Written task: Work out how many lines include "runs" and answer with that number only.

Data entries:

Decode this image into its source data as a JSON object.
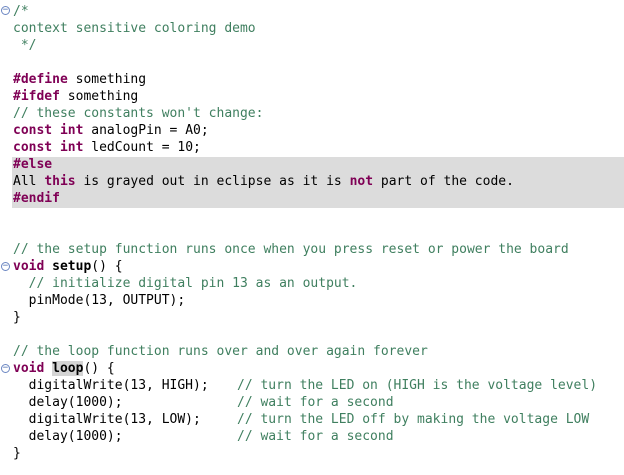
{
  "editor": {
    "lines": {
      "l1": "/*",
      "l2": "context sensitive coloring demo",
      "l3": " */",
      "l5_kw": "#define",
      "l5_rest": " something",
      "l6_kw": "#ifdef",
      "l6_rest": " something",
      "l7": "// these constants won't change:",
      "l8_kw1": "const",
      "l8_kw2": "int",
      "l8_rest": " analogPin = A0;",
      "l9_kw1": "const",
      "l9_kw2": "int",
      "l9_rest": " ledCount = 10;",
      "l10_kw": "#else",
      "l11_a": "All ",
      "l11_kw1": "this",
      "l11_b": " is grayed out in eclipse as it is ",
      "l11_kw2": "not",
      "l11_c": " part of the code.",
      "l12_kw": "#endif",
      "l15": "// the setup function runs once when you press reset or power the board",
      "l16_kw": "void",
      "l16_fn": "setup",
      "l16_rest": "() {",
      "l17": "  // initialize digital pin 13 as an output.",
      "l18": "  pinMode(13, OUTPUT);",
      "l19": "}",
      "l21": "// the loop function runs over and over again forever",
      "l22_kw": "void",
      "l22_fn": "loop",
      "l22_rest": "() {",
      "l23_code": "  digitalWrite(13, HIGH);",
      "l23_comment": "// turn the LED on (HIGH is the voltage level)",
      "l24_code": "  delay(1000);",
      "l24_comment": "// wait for a second",
      "l25_code": "  digitalWrite(13, LOW);",
      "l25_comment": "// turn the LED off by making the voltage LOW",
      "l26_code": "  delay(1000);",
      "l26_comment": "// wait for a second",
      "l27": "}"
    },
    "fold_icon": "minus",
    "colors": {
      "keyword": "#7f0055",
      "comment": "#3f7f5f",
      "inactive_background": "#dcdcdc"
    }
  }
}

The solution: 2